*Supplied records*:
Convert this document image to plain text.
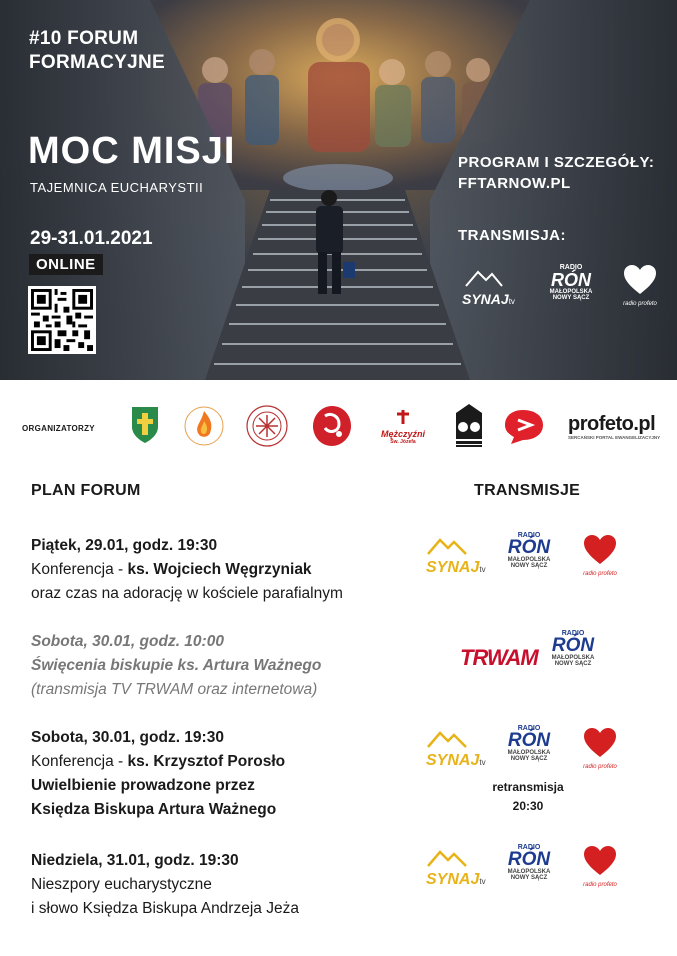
#10 FORUM
FORMACYJNE
MOC MISJI
TAJEMNICA EUCHARYSTII
29-31.01.2021
ONLINE
PROGRAM I SZCZEGÓŁY:
FFTARNOW.PL
TRANSMISJA:
SYNAJtv
RADIO
RÓN
MAŁOPOLSKA
NOWY SĄCZ
radio profeto
ORGANIZATORZY
Mężczyźni
Św. Józefa
profeto.pl
SERCAŃSKI PORTAL EWANGELIZACYJNY
PLAN FORUM	TRANSMISJE
Piątek, 29.01, godz. 19:30
Konferencja - ks. Wojciech Węgrzyniak
oraz czas na adorację w kościele parafialnym
Sobota, 30.01, godz. 10:00
Święcenia biskupie ks. Artura Ważnego
(transmisja TV TRWAM oraz internetowa)
Sobota, 30.01, godz. 19:30
Konferencja - ks. Krzysztof Porosło
Uwielbienie prowadzone przez
Księdza Biskupa Artura Ważnego
Niedziela, 31.01, godz. 19:30
Nieszpory eucharystyczne
i słowo Księdza Biskupa Andrzeja Jeża
SYNAJtv
RADIO
RÓN
MAŁOPOLSKA
NOWY SĄCZ
radio profeto
TRWAM
RADIO
RÓN
MAŁOPOLSKA
NOWY SĄCZ
SYNAJtv
RADIO
RÓN
MAŁOPOLSKA
NOWY SĄCZ
retransmisja
20:30
radio profeto
SYNAJtv
RADIO
RÓN
MAŁOPOLSKA
NOWY SĄCZ
radio profeto
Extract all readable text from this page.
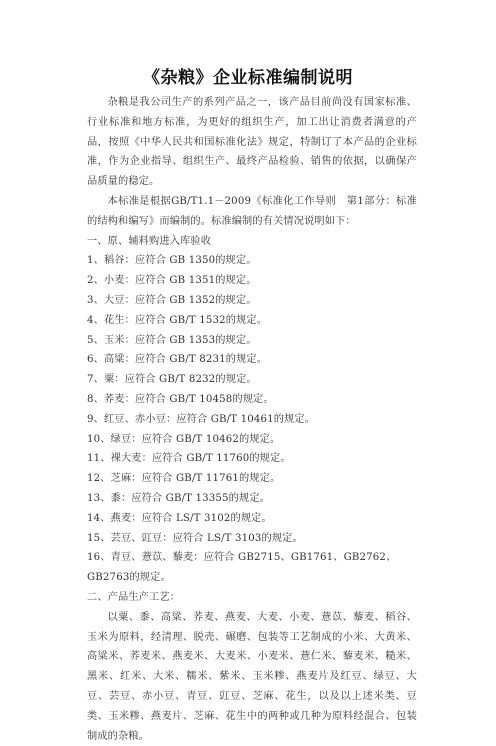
《杂粮》企业标准编制说明

杂粮是我公司生产的系列产品之一，该产品目前尚没有国家标准、行业标准和地方标准，为更好的组织生产，加工出让消费者满意的产品，按照《中华人民共和国标准化法》规定，特制订了本产品的企业标准，作为企业指导、组织生产、最终产品检验、销售的依据，以确保产品质量的稳定。

本标准是根据GB/T1.1－2009《标准化工作导则　第1部分：标准的结构和编写》而编制的。标准编制的有关情况说明如下：

一、原、辅料购进入库验收

1、稻谷：应符合 GB 1350的规定。

2、小麦：应符合 GB 1351的规定。

3、大豆：应符合 GB 1352的规定。

4、花生：应符合 GB/T 1532的规定。

5、玉米：应符合 GB 1353的规定。

6、高粱：应符合 GB/T 8231的规定。

7、粟：应符合 GB/T 8232的规定。

8、荞麦：应符合 GB/T 10458的规定。

9、红豆、赤小豆：应符合 GB/T 10461的规定。

10、绿豆：应符合 GB/T 10462的规定。

11、裸大麦：应符合 GB/T 11760的规定。

12、芝麻：应符合 GB/T 11761的规定。

13、黍：应符合 GB/T 13355的规定。

14、燕麦：应符合 LS/T 3102的规定。

15、芸豆、豇豆：应符合 LS/T 3103的规定。

16、青豆、薏苡、藜麦：应符合 GB2715、GB1761、GB2762、GB2763的规定。

二、产品生产工艺：

以粟、黍、高粱、荞麦、燕麦、大麦、小麦、薏苡、藜麦、稻谷、玉米为原料，经清理、脱壳、碾磨、包装等工艺制成的小米、大黄米、高粱米、荞麦米、燕麦米、大麦米、小麦米、薏仁米、藜麦米、糙米、黑米、红米、大米、糯米、紫米、玉米糁、燕麦片及红豆、绿豆、大豆、芸豆、赤小豆、青豆、豇豆、芝麻、花生，以及以上述米类、豆类、玉米糁、燕麦片、芝麻、花生中的两种或几种为原料经混合、包装制成的杂粮。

*Stated goal*: Of the lines above, copy each that contains "this".

*Written reply*:
Convert this document image to plain text.
Extract all readable text from this page.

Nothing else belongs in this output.